§ EXERCISE DATA:
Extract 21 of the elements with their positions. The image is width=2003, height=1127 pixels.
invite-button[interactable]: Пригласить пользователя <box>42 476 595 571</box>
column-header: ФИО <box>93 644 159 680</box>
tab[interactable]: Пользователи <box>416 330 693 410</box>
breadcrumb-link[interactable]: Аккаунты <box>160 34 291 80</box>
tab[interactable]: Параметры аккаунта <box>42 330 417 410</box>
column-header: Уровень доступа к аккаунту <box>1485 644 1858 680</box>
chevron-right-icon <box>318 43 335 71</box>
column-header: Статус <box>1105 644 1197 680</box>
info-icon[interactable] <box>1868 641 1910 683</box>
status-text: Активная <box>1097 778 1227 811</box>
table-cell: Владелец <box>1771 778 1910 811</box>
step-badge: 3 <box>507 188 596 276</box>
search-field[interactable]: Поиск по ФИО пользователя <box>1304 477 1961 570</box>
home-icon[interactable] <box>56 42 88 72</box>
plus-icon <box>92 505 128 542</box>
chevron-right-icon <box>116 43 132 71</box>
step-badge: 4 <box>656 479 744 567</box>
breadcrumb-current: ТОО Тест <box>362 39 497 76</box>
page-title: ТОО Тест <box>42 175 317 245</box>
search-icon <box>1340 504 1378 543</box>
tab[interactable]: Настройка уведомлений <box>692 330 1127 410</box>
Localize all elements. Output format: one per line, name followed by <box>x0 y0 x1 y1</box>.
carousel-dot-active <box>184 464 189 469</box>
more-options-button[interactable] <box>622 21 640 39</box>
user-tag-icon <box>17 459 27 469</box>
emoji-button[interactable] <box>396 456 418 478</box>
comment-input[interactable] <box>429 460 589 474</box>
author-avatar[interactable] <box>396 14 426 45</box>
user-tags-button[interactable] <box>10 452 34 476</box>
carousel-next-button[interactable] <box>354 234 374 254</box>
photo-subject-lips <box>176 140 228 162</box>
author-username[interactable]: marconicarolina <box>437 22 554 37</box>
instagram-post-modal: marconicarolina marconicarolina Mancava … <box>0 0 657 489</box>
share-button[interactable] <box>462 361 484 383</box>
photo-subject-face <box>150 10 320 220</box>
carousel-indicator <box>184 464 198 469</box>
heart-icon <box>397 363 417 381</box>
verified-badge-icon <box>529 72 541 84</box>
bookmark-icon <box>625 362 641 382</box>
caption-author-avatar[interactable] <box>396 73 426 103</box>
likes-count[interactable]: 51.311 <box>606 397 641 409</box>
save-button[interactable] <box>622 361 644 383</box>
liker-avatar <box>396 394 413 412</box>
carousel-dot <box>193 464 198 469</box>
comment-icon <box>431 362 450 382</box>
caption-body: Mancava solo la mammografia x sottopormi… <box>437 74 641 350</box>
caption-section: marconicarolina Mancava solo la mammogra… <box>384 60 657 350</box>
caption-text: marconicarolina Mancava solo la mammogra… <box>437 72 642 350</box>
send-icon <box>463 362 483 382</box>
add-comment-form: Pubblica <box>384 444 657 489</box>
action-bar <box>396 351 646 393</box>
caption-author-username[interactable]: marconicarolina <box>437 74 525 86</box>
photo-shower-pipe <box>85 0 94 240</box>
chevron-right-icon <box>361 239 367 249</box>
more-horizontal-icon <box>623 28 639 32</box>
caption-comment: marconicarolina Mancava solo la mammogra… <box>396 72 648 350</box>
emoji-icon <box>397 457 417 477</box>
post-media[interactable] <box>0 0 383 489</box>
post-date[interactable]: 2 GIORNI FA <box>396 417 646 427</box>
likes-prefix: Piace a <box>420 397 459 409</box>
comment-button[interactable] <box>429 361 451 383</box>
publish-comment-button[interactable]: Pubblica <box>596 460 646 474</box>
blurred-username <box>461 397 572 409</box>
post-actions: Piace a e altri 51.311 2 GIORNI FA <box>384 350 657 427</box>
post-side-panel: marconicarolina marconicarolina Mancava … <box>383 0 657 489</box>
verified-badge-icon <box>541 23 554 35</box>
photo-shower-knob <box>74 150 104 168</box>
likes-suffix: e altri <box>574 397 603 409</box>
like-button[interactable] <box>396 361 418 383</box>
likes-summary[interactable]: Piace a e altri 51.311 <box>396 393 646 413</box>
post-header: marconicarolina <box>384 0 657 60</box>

§ PROBLEM REQUIREMENTS: Write every line of the records above as a JSON list of strings, one string per line, and omit any blank lines.

§ CORRECT RESULT:
[
  "Extract 21 of the elements with their positions. The image is width=2003, height=1127 pixels.",
  "invite-button[interactable]: Пригласить пользователя <box>42 476 595 571</box>",
  "column-header: ФИО <box>93 644 159 680</box>",
  "tab[interactable]: Пользователи <box>416 330 693 410</box>",
  "breadcrumb-link[interactable]: Аккаунты <box>160 34 291 80</box>",
  "tab[interactable]: Параметры аккаунта <box>42 330 417 410</box>",
  "column-header: Уровень доступа к аккаунту <box>1485 644 1858 680</box>",
  "chevron-right-icon <box>318 43 335 71</box>",
  "column-header: Статус <box>1105 644 1197 680</box>",
  "info-icon[interactable] <box>1868 641 1910 683</box>",
  "status-text: Активная <box>1097 778 1227 811</box>",
  "table-cell: Владелец <box>1771 778 1910 811</box>",
  "step-badge: 3 <box>507 188 596 276</box>",
  "search-field[interactable]: Поиск по ФИО пользователя <box>1304 477 1961 570</box>",
  "home-icon[interactable] <box>56 42 88 72</box>",
  "plus-icon <box>92 505 128 542</box>",
  "chevron-right-icon <box>116 43 132 71</box>",
  "step-badge: 4 <box>656 479 744 567</box>",
  "breadcrumb-current: ТОО Тест <box>362 39 497 76</box>",
  "page-title: ТОО Тест <box>42 175 317 245</box>",
  "search-icon <box>1340 504 1378 543</box>",
  "tab[interactable]: Настройка уведомлений <box>692 330 1127 410</box>",
  "Localize all elements. Output format: one per line, name followed by <box>x0 y0 x1 y1</box>.",
  "carousel-dot-active <box>184 464 189 469</box>",
  "more-options-button[interactable] <box>622 21 640 39</box>",
  "user-tag-icon <box>17 459 27 469</box>",
  "emoji-button[interactable] <box>396 456 418 478</box>",
  "comment-input[interactable] <box>429 460 589 474</box>",
  "author-avatar[interactable] <box>396 14 426 45</box>",
  "user-tags-button[interactable] <box>10 452 34 476</box>",
  "carousel-next-button[interactable] <box>354 234 374 254</box>",
  "photo-subject-lips <box>176 140 228 162</box>",
  "author-username[interactable]: marconicarolina <box>437 22 554 37</box>",
  "instagram-post-modal: marconicarolina marconicarolina Mancava … <box>0 0 657 489</box>",
  "share-button[interactable] <box>462 361 484 383</box>",
  "photo-subject-face <box>150 10 320 220</box>",
  "carousel-indicator <box>184 464 198 469</box>",
  "heart-icon <box>397 363 417 381</box>",
  "verified-badge-icon <box>529 72 541 84</box>",
  "bookmark-icon <box>625 362 641 382</box>",
  "caption-author-avatar[interactable] <box>396 73 426 103</box>",
  "likes-count[interactable]: 51.311 <box>606 397 641 409</box>",
  "save-button[interactable] <box>622 361 644 383</box>",
  "liker-avatar <box>396 394 413 412</box>",
  "carousel-dot <box>193 464 198 469</box>",
  "comment-icon <box>431 362 450 382</box>",
  "caption-body: Mancava solo la mammografia x sottopormi… <box>437 74 641 350</box>",
  "caption-section: marconicarolina Mancava solo la mammogra… <box>384 60 657 350</box>",
  "caption-text: marconicarolina Mancava solo la mammogra… <box>437 72 642 350</box>",
  "send-icon <box>463 362 483 382</box>",
  "add-comment-form: Pubblica <box>384 444 657 489</box>",
  "action-bar <box>396 351 646 393</box>",
  "caption-author-username[interactable]: marconicarolina <box>437 74 525 86</box>",
  "photo-shower-pipe <box>85 0 94 240</box>",
  "chevron-right-icon <box>361 239 367 249</box>",
  "more-horizontal-icon <box>623 28 639 32</box>",
  "caption-comment: marconicarolina Mancava solo la mammogra… <box>396 72 648 350</box>",
  "emoji-icon <box>397 457 417 477</box>",
  "post-media[interactable] <box>0 0 383 489</box>",
  "post-date[interactable]: 2 GIORNI FA <box>396 417 646 427</box>",
  "likes-prefix: Piace a <box>420 397 459 409</box>",
  "comment-button[interactable] <box>429 361 451 383</box>",
  "publish-comment-button[interactable]: Pubblica <box>596 460 646 474</box>",
  "blurred-username <box>461 397 572 409</box>",
  "post-actions: Piace a e altri 51.311 2 GIORNI FA <box>384 350 657 427</box>",
  "post-side-panel: marconicarolina marconicarolina Mancava … <box>383 0 657 489</box>",
  "verified-badge-icon <box>541 23 554 35</box>",
  "photo-shower-knob <box>74 150 104 168</box>",
  "likes-suffix: e altri <box>574 397 603 409</box>",
  "like-button[interactable] <box>396 361 418 383</box>",
  "likes-summary[interactable]: Piace a e altri 51.311 <box>396 393 646 413</box>",
  "post-header: marconicarolina <box>384 0 657 60</box>"
]